● **INSTRUCTIONS TO FOLLOW**: Only the pictures stay out; every record is to be quoted exactly.

● **INFORMATION SUPPLIED**:
'''

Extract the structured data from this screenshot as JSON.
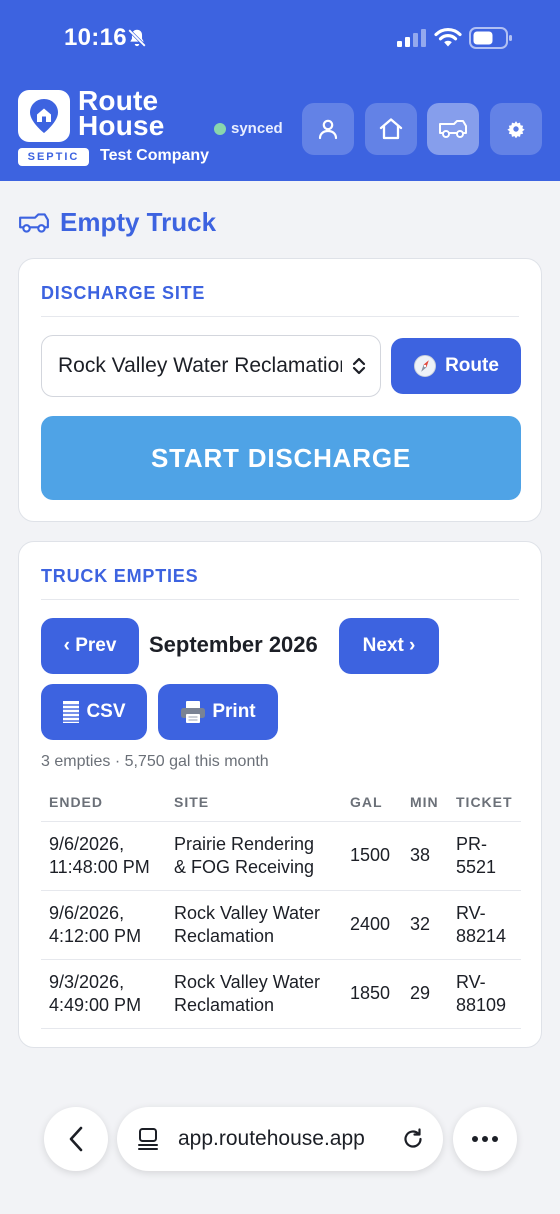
{
  "status_bar": {
    "time": "10:16"
  },
  "header": {
    "brand_line1": "Route",
    "brand_line2": "House",
    "badge": "SEPTIC",
    "company": "Test Company",
    "sync_status": "synced",
    "sync_color": "#89d6ad",
    "nav_icons": [
      "user-icon",
      "home-icon",
      "truck-icon",
      "gear-icon"
    ],
    "active_nav": "truck-icon",
    "brand_color": "#3d63e0"
  },
  "page": {
    "title": "Empty Truck",
    "title_icon": "truck-icon"
  },
  "discharge": {
    "heading": "DISCHARGE SITE",
    "selected_site": "Rock Valley Water Reclamation",
    "route_label": "Route",
    "route_icon": "compass-icon",
    "start_label": "START DISCHARGE",
    "start_color": "#4fa3e6"
  },
  "empties": {
    "heading": "TRUCK EMPTIES",
    "prev_label": "‹ Prev",
    "month": "September 2026",
    "next_label": "Next ›",
    "csv_label": "CSV",
    "print_label": "Print",
    "summary": "3 empties · 5,750 gal this month",
    "columns": [
      "ENDED",
      "SITE",
      "GAL",
      "MIN",
      "TICKET"
    ],
    "rows": [
      {
        "ended_date": "9/6/2026,",
        "ended_time": "11:48:00 PM",
        "site_line1": "Prairie Rendering",
        "site_line2": "& FOG Receiving",
        "gal": "1500",
        "min": "38",
        "ticket_line1": "PR-",
        "ticket_line2": "5521"
      },
      {
        "ended_date": "9/6/2026,",
        "ended_time": "4:12:00 PM",
        "site_line1": "Rock Valley Water",
        "site_line2": "Reclamation",
        "gal": "2400",
        "min": "32",
        "ticket_line1": "RV-",
        "ticket_line2": "88214"
      },
      {
        "ended_date": "9/3/2026,",
        "ended_time": "4:49:00 PM",
        "site_line1": "Rock Valley Water",
        "site_line2": "Reclamation",
        "gal": "1850",
        "min": "29",
        "ticket_line1": "RV-",
        "ticket_line2": "88109"
      }
    ]
  },
  "browser": {
    "url": "app.routehouse.app"
  }
}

'''

● **TASK SOLUTION**:
Extract the structured data from this screenshot as JSON.
{
  "status_bar": {
    "time": "10:16"
  },
  "header": {
    "brand_line1": "Route",
    "brand_line2": "House",
    "badge": "SEPTIC",
    "company": "Test Company",
    "sync_status": "synced",
    "sync_color": "#89d6ad",
    "nav_icons": [
      "user-icon",
      "home-icon",
      "truck-icon",
      "gear-icon"
    ],
    "active_nav": "truck-icon",
    "brand_color": "#3d63e0"
  },
  "page": {
    "title": "Empty Truck",
    "title_icon": "truck-icon"
  },
  "discharge": {
    "heading": "DISCHARGE SITE",
    "selected_site": "Rock Valley Water Reclamation",
    "route_label": "Route",
    "route_icon": "compass-icon",
    "start_label": "START DISCHARGE",
    "start_color": "#4fa3e6"
  },
  "empties": {
    "heading": "TRUCK EMPTIES",
    "prev_label": "‹ Prev",
    "month": "September 2026",
    "next_label": "Next ›",
    "csv_label": "CSV",
    "print_label": "Print",
    "summary": "3 empties · 5,750 gal this month",
    "columns": [
      "ENDED",
      "SITE",
      "GAL",
      "MIN",
      "TICKET"
    ],
    "rows": [
      {
        "ended_date": "9/6/2026,",
        "ended_time": "11:48:00 PM",
        "site_line1": "Prairie Rendering",
        "site_line2": "& FOG Receiving",
        "gal": "1500",
        "min": "38",
        "ticket_line1": "PR-",
        "ticket_line2": "5521"
      },
      {
        "ended_date": "9/6/2026,",
        "ended_time": "4:12:00 PM",
        "site_line1": "Rock Valley Water",
        "site_line2": "Reclamation",
        "gal": "2400",
        "min": "32",
        "ticket_line1": "RV-",
        "ticket_line2": "88214"
      },
      {
        "ended_date": "9/3/2026,",
        "ended_time": "4:49:00 PM",
        "site_line1": "Rock Valley Water",
        "site_line2": "Reclamation",
        "gal": "1850",
        "min": "29",
        "ticket_line1": "RV-",
        "ticket_line2": "88109"
      }
    ]
  },
  "browser": {
    "url": "app.routehouse.app"
  }
}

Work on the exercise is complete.